** START **
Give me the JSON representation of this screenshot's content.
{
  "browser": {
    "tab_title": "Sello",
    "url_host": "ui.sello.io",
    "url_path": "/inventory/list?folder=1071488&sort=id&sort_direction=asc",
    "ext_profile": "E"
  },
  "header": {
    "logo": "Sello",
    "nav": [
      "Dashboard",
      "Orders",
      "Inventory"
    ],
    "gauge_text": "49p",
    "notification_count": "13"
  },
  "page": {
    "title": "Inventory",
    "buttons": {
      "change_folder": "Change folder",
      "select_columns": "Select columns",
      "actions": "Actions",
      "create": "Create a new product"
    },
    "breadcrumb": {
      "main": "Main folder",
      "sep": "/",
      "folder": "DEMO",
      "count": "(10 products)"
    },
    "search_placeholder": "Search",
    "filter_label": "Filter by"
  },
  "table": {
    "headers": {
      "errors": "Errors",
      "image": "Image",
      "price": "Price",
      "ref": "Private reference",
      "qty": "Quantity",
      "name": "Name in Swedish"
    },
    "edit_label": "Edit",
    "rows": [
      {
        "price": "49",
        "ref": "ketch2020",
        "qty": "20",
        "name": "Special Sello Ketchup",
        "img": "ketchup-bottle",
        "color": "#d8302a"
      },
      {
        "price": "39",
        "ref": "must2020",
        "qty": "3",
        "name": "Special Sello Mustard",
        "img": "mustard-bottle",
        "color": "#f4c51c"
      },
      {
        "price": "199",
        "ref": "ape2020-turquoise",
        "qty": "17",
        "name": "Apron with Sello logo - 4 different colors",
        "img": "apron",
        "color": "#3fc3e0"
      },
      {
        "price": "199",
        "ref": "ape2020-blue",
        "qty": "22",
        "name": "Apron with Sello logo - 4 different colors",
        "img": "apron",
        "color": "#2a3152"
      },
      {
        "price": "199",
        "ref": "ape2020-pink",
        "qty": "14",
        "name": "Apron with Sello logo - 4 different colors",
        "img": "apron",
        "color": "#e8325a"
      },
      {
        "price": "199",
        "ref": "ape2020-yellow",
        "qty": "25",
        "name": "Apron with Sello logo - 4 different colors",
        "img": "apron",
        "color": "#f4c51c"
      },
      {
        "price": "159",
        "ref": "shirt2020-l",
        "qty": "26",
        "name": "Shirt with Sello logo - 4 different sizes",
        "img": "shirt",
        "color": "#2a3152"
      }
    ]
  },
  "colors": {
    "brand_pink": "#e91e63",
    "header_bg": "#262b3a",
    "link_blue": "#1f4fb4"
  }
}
** END **
Find the count of lines in the data above where the string "Special" occurs. Provide that number alone.

2